- **SET PROBLEM**: In full and without alteration, repeat the material.

Data items:
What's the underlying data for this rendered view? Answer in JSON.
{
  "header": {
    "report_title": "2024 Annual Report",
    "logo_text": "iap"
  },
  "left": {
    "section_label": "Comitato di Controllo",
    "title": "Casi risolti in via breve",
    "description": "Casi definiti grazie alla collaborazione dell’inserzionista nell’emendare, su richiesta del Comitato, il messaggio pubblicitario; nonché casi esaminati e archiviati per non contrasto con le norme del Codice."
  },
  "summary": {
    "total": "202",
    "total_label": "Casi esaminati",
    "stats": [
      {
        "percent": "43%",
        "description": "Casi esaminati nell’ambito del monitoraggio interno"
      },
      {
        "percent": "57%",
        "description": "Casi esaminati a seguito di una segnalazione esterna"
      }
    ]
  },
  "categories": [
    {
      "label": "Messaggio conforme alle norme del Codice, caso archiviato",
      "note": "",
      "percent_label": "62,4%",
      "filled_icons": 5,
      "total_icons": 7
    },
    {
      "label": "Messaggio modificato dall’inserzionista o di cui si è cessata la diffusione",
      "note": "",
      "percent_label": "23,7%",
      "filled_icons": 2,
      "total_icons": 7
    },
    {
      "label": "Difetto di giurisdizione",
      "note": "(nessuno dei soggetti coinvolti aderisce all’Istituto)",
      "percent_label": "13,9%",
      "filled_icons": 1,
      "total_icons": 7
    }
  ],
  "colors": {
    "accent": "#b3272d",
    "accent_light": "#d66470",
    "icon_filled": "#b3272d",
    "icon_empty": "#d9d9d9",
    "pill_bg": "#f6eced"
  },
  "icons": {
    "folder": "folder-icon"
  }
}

- **PROBLEM SOLUTION**:
What's the underlying data for this rendered view? Answer in JSON.
{
  "header": {
    "report_title": "2024 Annual Report",
    "logo_text": "iap"
  },
  "left": {
    "section_label": "Comitato di Controllo",
    "title": "Casi risolti in via breve",
    "description": "Casi definiti grazie alla collaborazione dell’inserzionista nell’emendare, su richiesta del Comitato, il messaggio pubblicitario; nonché casi esaminati e archiviati per non contrasto con le norme del Codice."
  },
  "summary": {
    "total": "202",
    "total_label": "Casi esaminati",
    "stats": [
      {
        "percent": "43%",
        "description": "Casi esaminati nell’ambito del monitoraggio interno"
      },
      {
        "percent": "57%",
        "description": "Casi esaminati a seguito di una segnalazione esterna"
      }
    ]
  },
  "categories": [
    {
      "label": "Messaggio conforme alle norme del Codice, caso archiviato",
      "note": "",
      "percent_label": "62,4%",
      "filled_icons": 5,
      "total_icons": 7
    },
    {
      "label": "Messaggio modificato dall’inserzionista o di cui si è cessata la diffusione",
      "note": "",
      "percent_label": "23,7%",
      "filled_icons": 2,
      "total_icons": 7
    },
    {
      "label": "Difetto di giurisdizione",
      "note": "(nessuno dei soggetti coinvolti aderisce all’Istituto)",
      "percent_label": "13,9%",
      "filled_icons": 1,
      "total_icons": 7
    }
  ],
  "colors": {
    "accent": "#b3272d",
    "accent_light": "#d66470",
    "icon_filled": "#b3272d",
    "icon_empty": "#d9d9d9",
    "pill_bg": "#f6eced"
  },
  "icons": {
    "folder": "folder-icon"
  }
}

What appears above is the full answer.